--- Task goal ---
Print the complete set of entries exactly.

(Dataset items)
━━━━

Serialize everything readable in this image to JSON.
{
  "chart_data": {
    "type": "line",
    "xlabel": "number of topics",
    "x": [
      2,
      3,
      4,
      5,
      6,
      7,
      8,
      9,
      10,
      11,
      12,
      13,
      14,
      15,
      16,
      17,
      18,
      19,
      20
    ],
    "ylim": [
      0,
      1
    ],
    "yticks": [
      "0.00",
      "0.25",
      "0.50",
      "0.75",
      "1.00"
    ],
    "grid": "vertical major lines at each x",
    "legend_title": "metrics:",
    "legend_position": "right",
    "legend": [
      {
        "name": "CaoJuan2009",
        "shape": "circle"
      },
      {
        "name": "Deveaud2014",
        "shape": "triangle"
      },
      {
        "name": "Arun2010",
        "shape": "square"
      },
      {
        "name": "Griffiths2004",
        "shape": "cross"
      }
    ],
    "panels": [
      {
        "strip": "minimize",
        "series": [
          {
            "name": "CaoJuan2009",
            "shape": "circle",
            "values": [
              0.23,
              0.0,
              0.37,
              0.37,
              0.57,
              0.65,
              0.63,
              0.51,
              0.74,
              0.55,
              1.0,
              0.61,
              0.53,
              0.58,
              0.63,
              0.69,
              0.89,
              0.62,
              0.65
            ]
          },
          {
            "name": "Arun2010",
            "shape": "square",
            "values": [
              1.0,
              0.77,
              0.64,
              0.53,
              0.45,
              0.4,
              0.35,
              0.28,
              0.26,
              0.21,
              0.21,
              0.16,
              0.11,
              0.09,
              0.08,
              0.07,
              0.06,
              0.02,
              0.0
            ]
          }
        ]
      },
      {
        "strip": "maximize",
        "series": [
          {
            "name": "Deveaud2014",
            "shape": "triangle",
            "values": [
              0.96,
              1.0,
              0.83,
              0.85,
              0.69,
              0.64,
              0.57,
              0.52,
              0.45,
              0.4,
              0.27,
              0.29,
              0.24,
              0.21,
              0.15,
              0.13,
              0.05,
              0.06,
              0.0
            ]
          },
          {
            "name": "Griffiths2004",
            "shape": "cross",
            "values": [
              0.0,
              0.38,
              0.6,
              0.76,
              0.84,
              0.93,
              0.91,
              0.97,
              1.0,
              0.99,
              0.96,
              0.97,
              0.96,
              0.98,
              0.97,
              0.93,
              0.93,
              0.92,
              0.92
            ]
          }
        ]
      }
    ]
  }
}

━━━━

--- Task solution ---
Serialize everything readable in this image to JSON.
{
  "chart_data": {
    "type": "line",
    "xlabel": "number of topics",
    "x": [
      2,
      3,
      4,
      5,
      6,
      7,
      8,
      9,
      10,
      11,
      12,
      13,
      14,
      15,
      16,
      17,
      18,
      19,
      20
    ],
    "ylim": [
      0,
      1
    ],
    "yticks": [
      "0.00",
      "0.25",
      "0.50",
      "0.75",
      "1.00"
    ],
    "grid": "vertical major lines at each x",
    "legend_title": "metrics:",
    "legend_position": "right",
    "legend": [
      {
        "name": "CaoJuan2009",
        "shape": "circle"
      },
      {
        "name": "Deveaud2014",
        "shape": "triangle"
      },
      {
        "name": "Arun2010",
        "shape": "square"
      },
      {
        "name": "Griffiths2004",
        "shape": "cross"
      }
    ],
    "panels": [
      {
        "strip": "minimize",
        "series": [
          {
            "name": "CaoJuan2009",
            "shape": "circle",
            "values": [
              0.23,
              0.0,
              0.37,
              0.37,
              0.57,
              0.65,
              0.63,
              0.51,
              0.74,
              0.55,
              1.0,
              0.61,
              0.53,
              0.58,
              0.63,
              0.69,
              0.89,
              0.62,
              0.65
            ]
          },
          {
            "name": "Arun2010",
            "shape": "square",
            "values": [
              1.0,
              0.77,
              0.64,
              0.53,
              0.45,
              0.4,
              0.35,
              0.28,
              0.26,
              0.21,
              0.21,
              0.16,
              0.11,
              0.09,
              0.08,
              0.07,
              0.06,
              0.02,
              0.0
            ]
          }
        ]
      },
      {
        "strip": "maximize",
        "series": [
          {
            "name": "Deveaud2014",
            "shape": "triangle",
            "values": [
              0.96,
              1.0,
              0.83,
              0.85,
              0.69,
              0.64,
              0.57,
              0.52,
              0.45,
              0.4,
              0.27,
              0.29,
              0.24,
              0.21,
              0.15,
              0.13,
              0.05,
              0.06,
              0.0
            ]
          },
          {
            "name": "Griffiths2004",
            "shape": "cross",
            "values": [
              0.0,
              0.38,
              0.6,
              0.76,
              0.84,
              0.93,
              0.91,
              0.97,
              1.0,
              0.99,
              0.96,
              0.97,
              0.96,
              0.98,
              0.97,
              0.93,
              0.93,
              0.92,
              0.92
            ]
          }
        ]
      }
    ]
  }
}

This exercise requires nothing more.